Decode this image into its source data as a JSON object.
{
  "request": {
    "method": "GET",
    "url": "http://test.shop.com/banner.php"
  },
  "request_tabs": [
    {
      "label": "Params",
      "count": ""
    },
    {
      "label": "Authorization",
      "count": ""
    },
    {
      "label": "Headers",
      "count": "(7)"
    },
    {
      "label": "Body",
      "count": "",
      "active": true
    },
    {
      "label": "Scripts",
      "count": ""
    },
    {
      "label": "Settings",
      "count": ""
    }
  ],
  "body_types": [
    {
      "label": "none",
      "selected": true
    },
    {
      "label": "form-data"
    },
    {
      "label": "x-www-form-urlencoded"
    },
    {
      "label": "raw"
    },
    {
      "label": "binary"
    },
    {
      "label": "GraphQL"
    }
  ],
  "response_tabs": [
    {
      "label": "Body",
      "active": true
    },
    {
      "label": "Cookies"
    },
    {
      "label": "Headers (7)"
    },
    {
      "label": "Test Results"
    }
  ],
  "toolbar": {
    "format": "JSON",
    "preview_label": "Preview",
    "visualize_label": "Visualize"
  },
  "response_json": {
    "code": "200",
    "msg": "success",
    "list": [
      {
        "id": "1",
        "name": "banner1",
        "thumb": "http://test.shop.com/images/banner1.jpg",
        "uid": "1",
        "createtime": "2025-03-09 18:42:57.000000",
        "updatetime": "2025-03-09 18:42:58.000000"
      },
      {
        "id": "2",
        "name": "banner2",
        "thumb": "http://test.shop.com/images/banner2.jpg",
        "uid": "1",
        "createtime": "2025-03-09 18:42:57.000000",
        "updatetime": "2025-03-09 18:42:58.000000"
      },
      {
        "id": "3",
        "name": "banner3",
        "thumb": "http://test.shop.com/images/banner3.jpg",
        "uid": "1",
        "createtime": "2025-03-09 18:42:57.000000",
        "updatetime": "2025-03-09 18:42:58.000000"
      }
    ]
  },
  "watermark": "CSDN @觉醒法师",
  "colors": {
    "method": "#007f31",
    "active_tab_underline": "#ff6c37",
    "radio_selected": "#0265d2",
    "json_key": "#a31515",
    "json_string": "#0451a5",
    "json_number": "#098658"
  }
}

..............................

YOUR OBJECTIVE: Every record shown above must be echoed exactly.

CORRECT RESULT:
Decode this image into its source data as a JSON object.
{
  "request": {
    "method": "GET",
    "url": "http://test.shop.com/banner.php"
  },
  "request_tabs": [
    {
      "label": "Params",
      "count": ""
    },
    {
      "label": "Authorization",
      "count": ""
    },
    {
      "label": "Headers",
      "count": "(7)"
    },
    {
      "label": "Body",
      "count": "",
      "active": true
    },
    {
      "label": "Scripts",
      "count": ""
    },
    {
      "label": "Settings",
      "count": ""
    }
  ],
  "body_types": [
    {
      "label": "none",
      "selected": true
    },
    {
      "label": "form-data"
    },
    {
      "label": "x-www-form-urlencoded"
    },
    {
      "label": "raw"
    },
    {
      "label": "binary"
    },
    {
      "label": "GraphQL"
    }
  ],
  "response_tabs": [
    {
      "label": "Body",
      "active": true
    },
    {
      "label": "Cookies"
    },
    {
      "label": "Headers (7)"
    },
    {
      "label": "Test Results"
    }
  ],
  "toolbar": {
    "format": "JSON",
    "preview_label": "Preview",
    "visualize_label": "Visualize"
  },
  "response_json": {
    "code": "200",
    "msg": "success",
    "list": [
      {
        "id": "1",
        "name": "banner1",
        "thumb": "http://test.shop.com/images/banner1.jpg",
        "uid": "1",
        "createtime": "2025-03-09 18:42:57.000000",
        "updatetime": "2025-03-09 18:42:58.000000"
      },
      {
        "id": "2",
        "name": "banner2",
        "thumb": "http://test.shop.com/images/banner2.jpg",
        "uid": "1",
        "createtime": "2025-03-09 18:42:57.000000",
        "updatetime": "2025-03-09 18:42:58.000000"
      },
      {
        "id": "3",
        "name": "banner3",
        "thumb": "http://test.shop.com/images/banner3.jpg",
        "uid": "1",
        "createtime": "2025-03-09 18:42:57.000000",
        "updatetime": "2025-03-09 18:42:58.000000"
      }
    ]
  },
  "watermark": "CSDN @觉醒法师",
  "colors": {
    "method": "#007f31",
    "active_tab_underline": "#ff6c37",
    "radio_selected": "#0265d2",
    "json_key": "#a31515",
    "json_string": "#0451a5",
    "json_number": "#098658"
  }
}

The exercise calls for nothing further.